Task input:
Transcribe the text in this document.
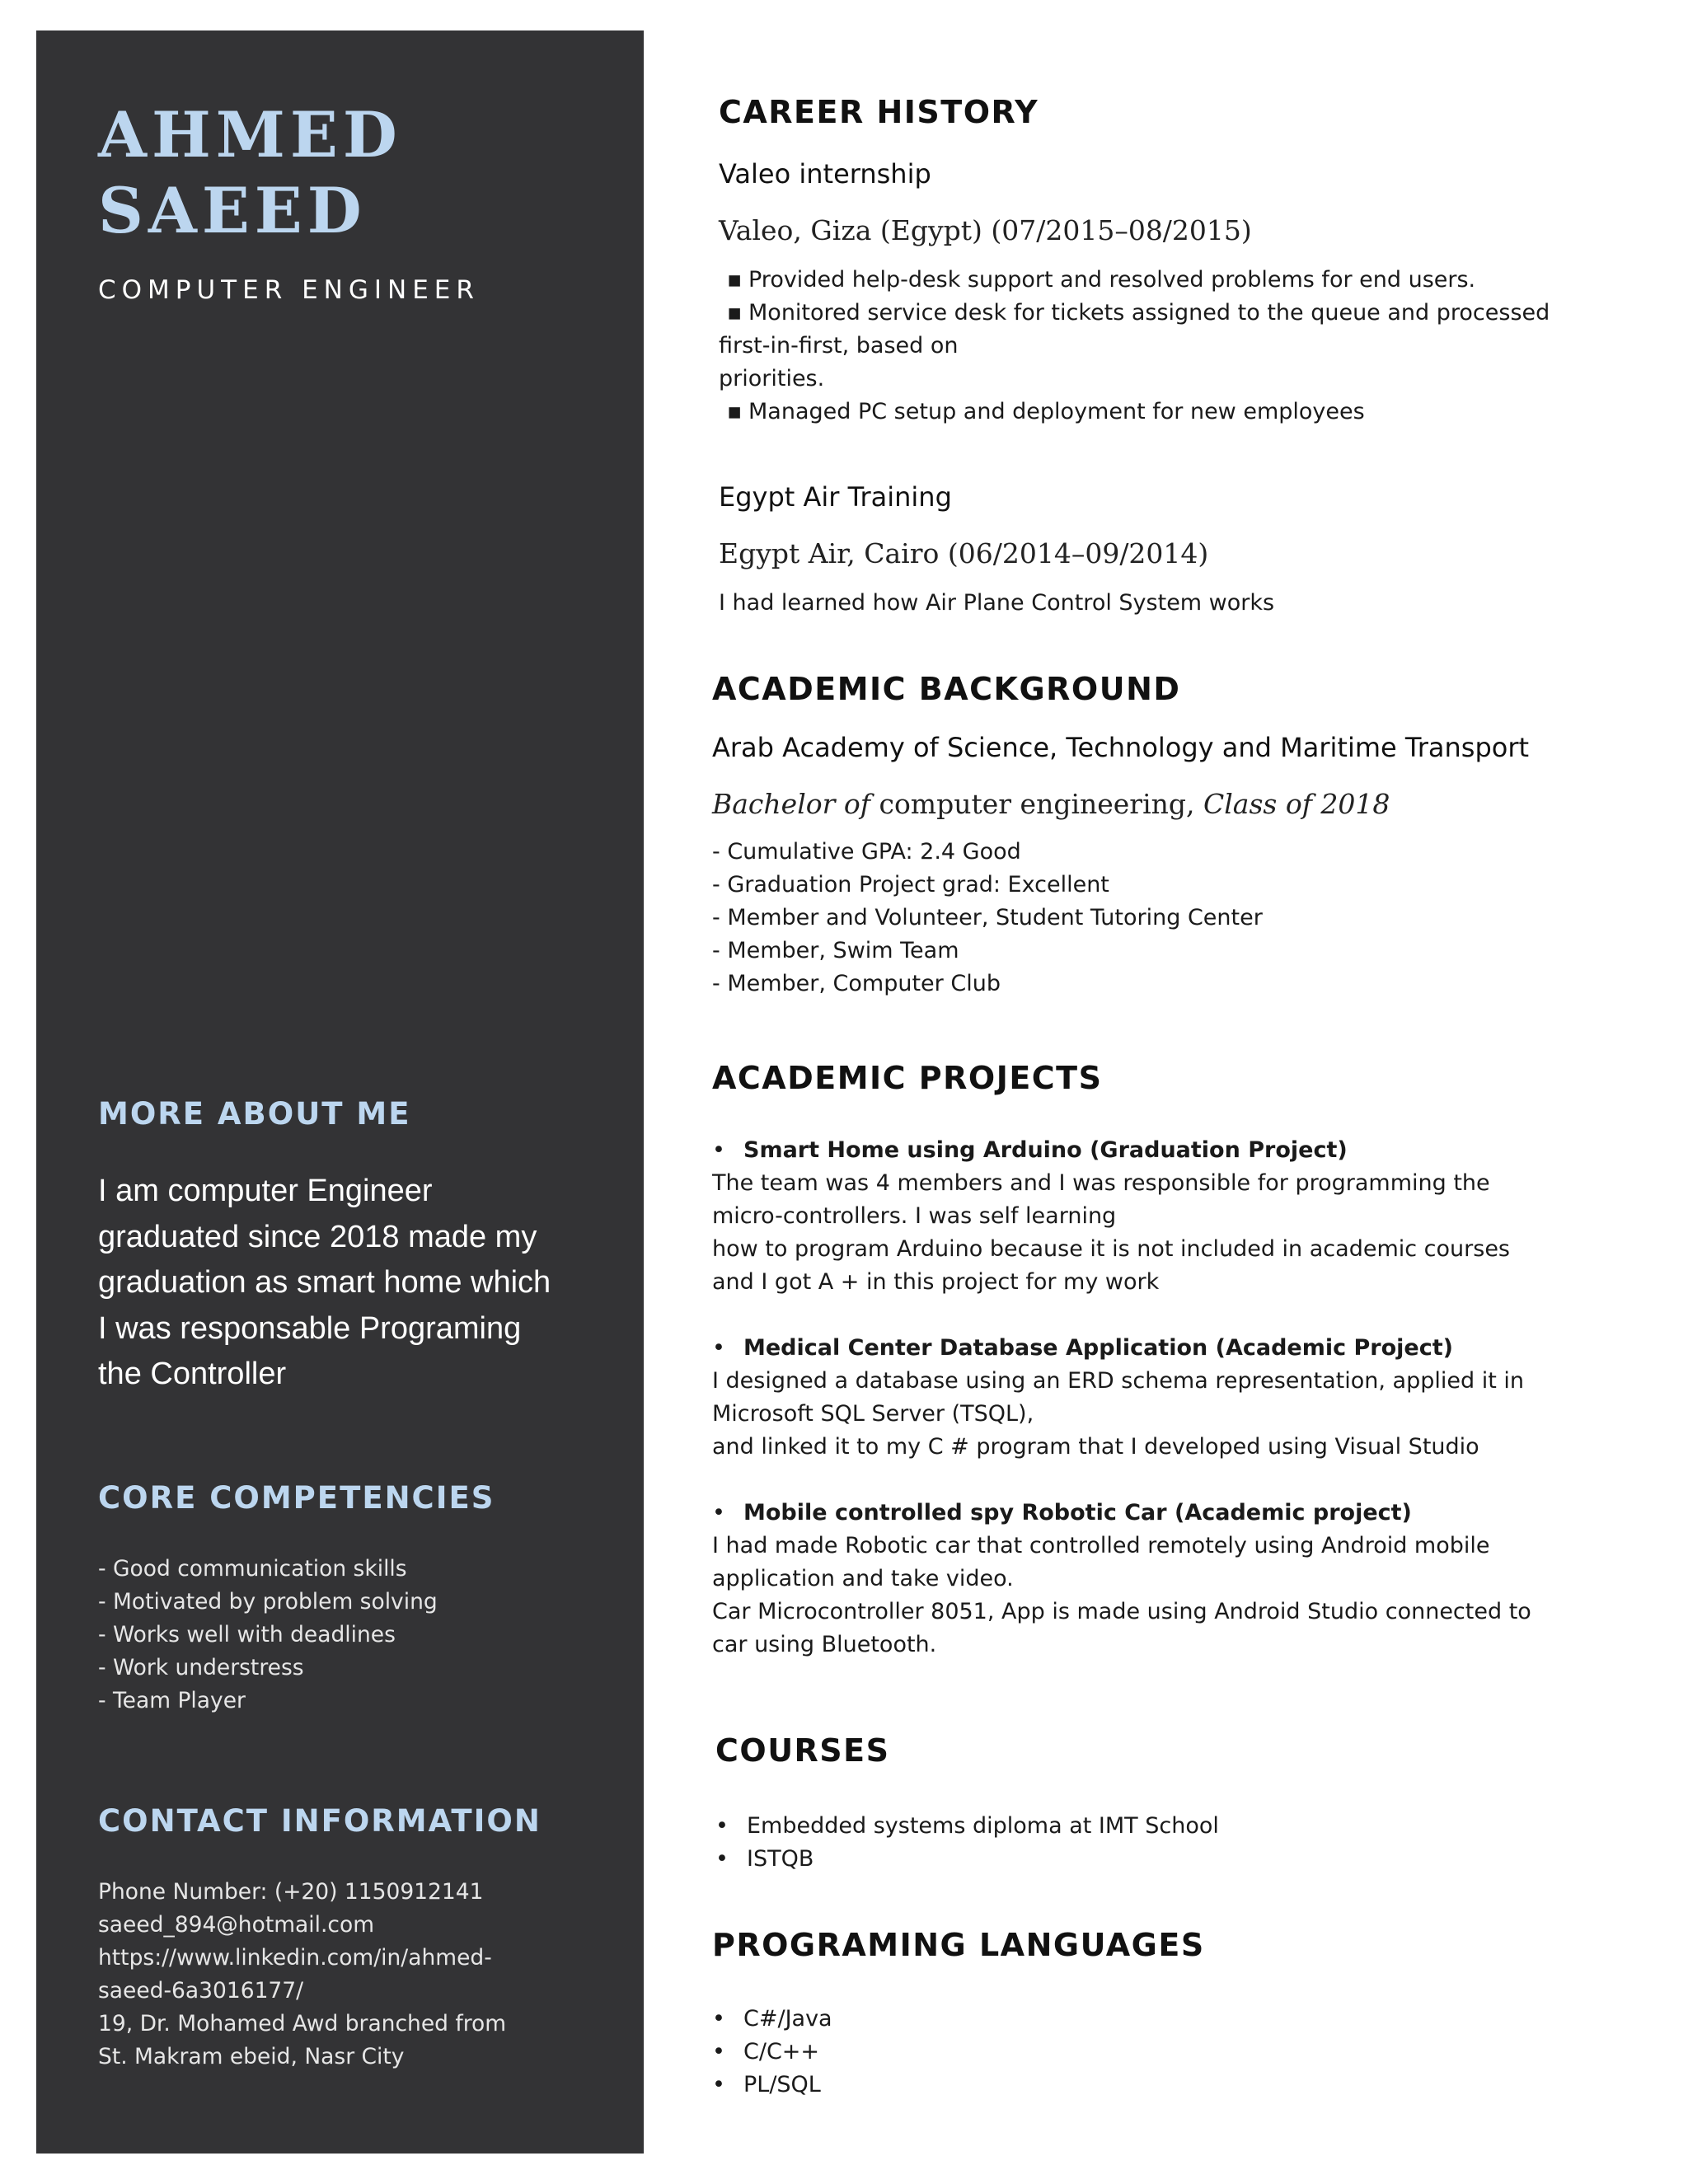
AHMED
SAEED
COMPUTER ENGINEER
MORE ABOUT ME
I am computer Engineer
graduated since 2018 made my
graduation as smart home which
I was responsable Programing
the Controller
CORE COMPETENCIES
- Good communication skills
- Motivated by problem solving
- Works well with deadlines
- Work understress
- Team Player
CONTACT INFORMATION
Phone Number: (+20) 1150912141
saeed_894@hotmail.com
https://www.linkedin.com/in/ahmed-
saeed-6a3016177/
19, Dr. Mohamed Awd branched from
St. Makram ebeid, Nasr City
CAREER HISTORY
Valeo internship
Valeo, Giza (Egypt) (07/2015–08/2015)
▪ Provided help-desk support and resolved problems for end users.
▪ Monitored service desk for tickets assigned to the queue and processed
first-in-first, based on
priorities.
▪ Managed PC setup and deployment for new employees
Egypt Air Training
Egypt Air, Cairo (06/2014–09/2014)
I had learned how Air Plane Control System works
ACADEMIC BACKGROUND
Arab Academy of Science, Technology and Maritime Transport
Bachelor of computer engineering, Class of 2018
- Cumulative GPA: 2.4 Good
- Graduation Project grad: Excellent
- Member and Volunteer, Student Tutoring Center
- Member, Swim Team
- Member, Computer Club
ACADEMIC PROJECTS
• Smart Home using Arduino (Graduation Project)
The team was 4 members and I was responsible for programming the
micro-controllers. I was self learning
how to program Arduino because it is not included in academic courses
and I got A + in this project for my work
• Medical Center Database Application (Academic Project)
I designed a database using an ERD schema representation, applied it in
Microsoft SQL Server (TSQL),
and linked it to my C # program that I developed using Visual Studio
• Mobile controlled spy Robotic Car (Academic project)
I had made Robotic car that controlled remotely using Android mobile
application and take video.
Car Microcontroller 8051, App is made using Android Studio connected to
car using Bluetooth.
COURSES
• Embedded systems diploma at IMT School
• ISTQB
PROGRAMING LANGUAGES
• C#/Java
• C/C++
• PL/SQL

Problem statement: Copy the listing in full and without alteration, omitting every picture.

Result for this task:
Transcribe the text in this document.
AHMED
SAEED
COMPUTER ENGINEER
MORE ABOUT ME
I am computer Engineer
graduated since 2018 made my
graduation as smart home which
I was responsable Programing
the Controller
CORE COMPETENCIES
- Good communication skills
- Motivated by problem solving
- Works well with deadlines
- Work understress
- Team Player
CONTACT INFORMATION
Phone Number: (+20) 1150912141
saeed_894@hotmail.com
https://www.linkedin.com/in/ahmed-
saeed-6a3016177/
19, Dr. Mohamed Awd branched from
St. Makram ebeid, Nasr City
CAREER HISTORY
Valeo internship
Valeo, Giza (Egypt) (07/2015–08/2015)
▪ Provided help-desk support and resolved problems for end users.
▪ Monitored service desk for tickets assigned to the queue and processed
first-in-first, based on
priorities.
▪ Managed PC setup and deployment for new employees
Egypt Air Training
Egypt Air, Cairo (06/2014–09/2014)
I had learned how Air Plane Control System works
ACADEMIC BACKGROUND
Arab Academy of Science, Technology and Maritime Transport
Bachelor of computer engineering, Class of 2018
- Cumulative GPA: 2.4 Good
- Graduation Project grad: Excellent
- Member and Volunteer, Student Tutoring Center
- Member, Swim Team
- Member, Computer Club
ACADEMIC PROJECTS
• Smart Home using Arduino (Graduation Project)
The team was 4 members and I was responsible for programming the
micro-controllers. I was self learning
how to program Arduino because it is not included in academic courses
and I got A + in this project for my work
• Medical Center Database Application (Academic Project)
I designed a database using an ERD schema representation, applied it in
Microsoft SQL Server (TSQL),
and linked it to my C # program that I developed using Visual Studio
• Mobile controlled spy Robotic Car (Academic project)
I had made Robotic car that controlled remotely using Android mobile
application and take video.
Car Microcontroller 8051, App is made using Android Studio connected to
car using Bluetooth.
COURSES
• Embedded systems diploma at IMT School
• ISTQB
PROGRAMING LANGUAGES
• C#/Java
• C/C++
• PL/SQL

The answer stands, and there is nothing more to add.